───── SUPPLIED MATERIAL ─────

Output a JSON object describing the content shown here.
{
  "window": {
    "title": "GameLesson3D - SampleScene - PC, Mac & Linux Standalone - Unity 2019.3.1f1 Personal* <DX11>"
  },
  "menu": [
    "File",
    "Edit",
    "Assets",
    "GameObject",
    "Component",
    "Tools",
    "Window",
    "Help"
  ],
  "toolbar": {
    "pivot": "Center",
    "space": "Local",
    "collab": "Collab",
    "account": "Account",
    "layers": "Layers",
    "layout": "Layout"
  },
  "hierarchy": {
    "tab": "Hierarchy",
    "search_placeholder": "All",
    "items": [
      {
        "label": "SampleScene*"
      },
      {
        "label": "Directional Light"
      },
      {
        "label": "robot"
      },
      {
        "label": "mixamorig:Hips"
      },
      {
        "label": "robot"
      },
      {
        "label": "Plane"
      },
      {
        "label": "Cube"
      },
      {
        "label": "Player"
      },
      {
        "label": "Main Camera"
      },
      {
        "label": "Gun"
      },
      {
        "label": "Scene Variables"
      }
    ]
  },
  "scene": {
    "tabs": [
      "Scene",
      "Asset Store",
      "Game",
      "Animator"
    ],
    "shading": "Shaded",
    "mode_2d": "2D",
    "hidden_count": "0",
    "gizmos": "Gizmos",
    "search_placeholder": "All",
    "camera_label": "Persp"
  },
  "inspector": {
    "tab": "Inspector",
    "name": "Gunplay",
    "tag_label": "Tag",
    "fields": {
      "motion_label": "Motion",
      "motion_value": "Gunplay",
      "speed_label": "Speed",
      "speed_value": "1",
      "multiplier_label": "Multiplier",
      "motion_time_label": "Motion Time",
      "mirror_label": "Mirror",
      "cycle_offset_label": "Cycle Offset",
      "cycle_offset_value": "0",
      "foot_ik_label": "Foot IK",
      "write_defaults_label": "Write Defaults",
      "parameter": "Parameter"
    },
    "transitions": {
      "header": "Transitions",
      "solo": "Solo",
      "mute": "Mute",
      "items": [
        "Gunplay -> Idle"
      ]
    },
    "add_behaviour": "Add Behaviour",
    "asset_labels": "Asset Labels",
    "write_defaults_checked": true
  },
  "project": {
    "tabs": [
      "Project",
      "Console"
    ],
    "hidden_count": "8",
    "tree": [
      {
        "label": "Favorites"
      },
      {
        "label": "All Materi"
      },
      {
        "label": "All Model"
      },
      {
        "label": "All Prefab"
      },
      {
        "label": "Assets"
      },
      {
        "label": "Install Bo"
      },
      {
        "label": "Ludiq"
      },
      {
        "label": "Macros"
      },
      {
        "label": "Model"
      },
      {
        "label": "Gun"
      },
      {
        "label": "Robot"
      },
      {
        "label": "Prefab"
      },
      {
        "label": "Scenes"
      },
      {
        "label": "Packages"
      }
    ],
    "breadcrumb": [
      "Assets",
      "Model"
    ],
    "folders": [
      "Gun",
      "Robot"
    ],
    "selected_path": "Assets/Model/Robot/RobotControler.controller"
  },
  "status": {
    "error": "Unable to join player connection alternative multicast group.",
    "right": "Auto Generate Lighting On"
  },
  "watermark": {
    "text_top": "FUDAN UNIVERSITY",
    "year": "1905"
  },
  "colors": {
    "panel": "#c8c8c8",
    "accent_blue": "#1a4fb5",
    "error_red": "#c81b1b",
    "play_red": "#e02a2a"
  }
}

─────
───── SUPPLIED MATERIAL ─────

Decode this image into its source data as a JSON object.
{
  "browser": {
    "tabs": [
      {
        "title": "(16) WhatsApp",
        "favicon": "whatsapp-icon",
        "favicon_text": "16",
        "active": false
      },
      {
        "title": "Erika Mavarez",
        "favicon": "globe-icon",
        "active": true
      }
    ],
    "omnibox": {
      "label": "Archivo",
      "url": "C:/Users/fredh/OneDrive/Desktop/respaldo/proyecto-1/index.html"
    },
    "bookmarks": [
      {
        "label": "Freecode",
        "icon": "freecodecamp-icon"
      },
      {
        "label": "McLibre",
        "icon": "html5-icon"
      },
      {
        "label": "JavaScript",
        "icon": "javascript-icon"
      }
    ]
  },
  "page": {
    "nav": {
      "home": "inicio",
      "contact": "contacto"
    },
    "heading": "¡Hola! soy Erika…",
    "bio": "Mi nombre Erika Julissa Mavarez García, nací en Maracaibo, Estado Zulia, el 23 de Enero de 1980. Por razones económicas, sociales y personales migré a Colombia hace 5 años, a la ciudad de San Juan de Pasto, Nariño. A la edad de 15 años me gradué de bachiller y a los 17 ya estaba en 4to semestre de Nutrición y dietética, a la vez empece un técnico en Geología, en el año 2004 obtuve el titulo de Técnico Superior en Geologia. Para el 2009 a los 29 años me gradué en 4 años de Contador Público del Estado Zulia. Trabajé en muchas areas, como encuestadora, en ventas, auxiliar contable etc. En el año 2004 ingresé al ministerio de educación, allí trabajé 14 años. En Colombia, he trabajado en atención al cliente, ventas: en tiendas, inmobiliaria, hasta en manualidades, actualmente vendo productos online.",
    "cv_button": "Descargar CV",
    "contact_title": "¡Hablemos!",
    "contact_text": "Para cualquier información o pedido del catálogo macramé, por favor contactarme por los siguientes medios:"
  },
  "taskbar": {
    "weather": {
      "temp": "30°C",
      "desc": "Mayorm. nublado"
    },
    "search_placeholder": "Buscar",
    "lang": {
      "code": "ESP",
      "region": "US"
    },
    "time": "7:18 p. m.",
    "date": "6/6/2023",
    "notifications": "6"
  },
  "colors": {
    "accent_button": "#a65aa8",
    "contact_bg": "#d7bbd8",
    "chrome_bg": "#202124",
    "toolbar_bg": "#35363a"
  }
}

─────
───── SUPPLIED MATERIAL ─────

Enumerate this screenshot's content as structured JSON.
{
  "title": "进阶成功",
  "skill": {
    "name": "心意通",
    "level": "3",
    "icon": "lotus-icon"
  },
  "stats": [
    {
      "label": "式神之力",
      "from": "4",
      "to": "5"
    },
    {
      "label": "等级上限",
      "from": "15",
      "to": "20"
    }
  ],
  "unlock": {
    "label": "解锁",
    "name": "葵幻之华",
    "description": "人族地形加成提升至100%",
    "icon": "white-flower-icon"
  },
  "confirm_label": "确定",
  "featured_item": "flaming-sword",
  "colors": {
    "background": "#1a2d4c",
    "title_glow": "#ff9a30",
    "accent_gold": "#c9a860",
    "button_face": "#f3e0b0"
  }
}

─────

WHAT YOU NEED TO DO » Select the lines from the entries that include the word "Gunplay".

EXERCISE RESULT »
    "name": "Gunplay",
      "motion_value": "Gunplay",
        "Gunplay -> Idle"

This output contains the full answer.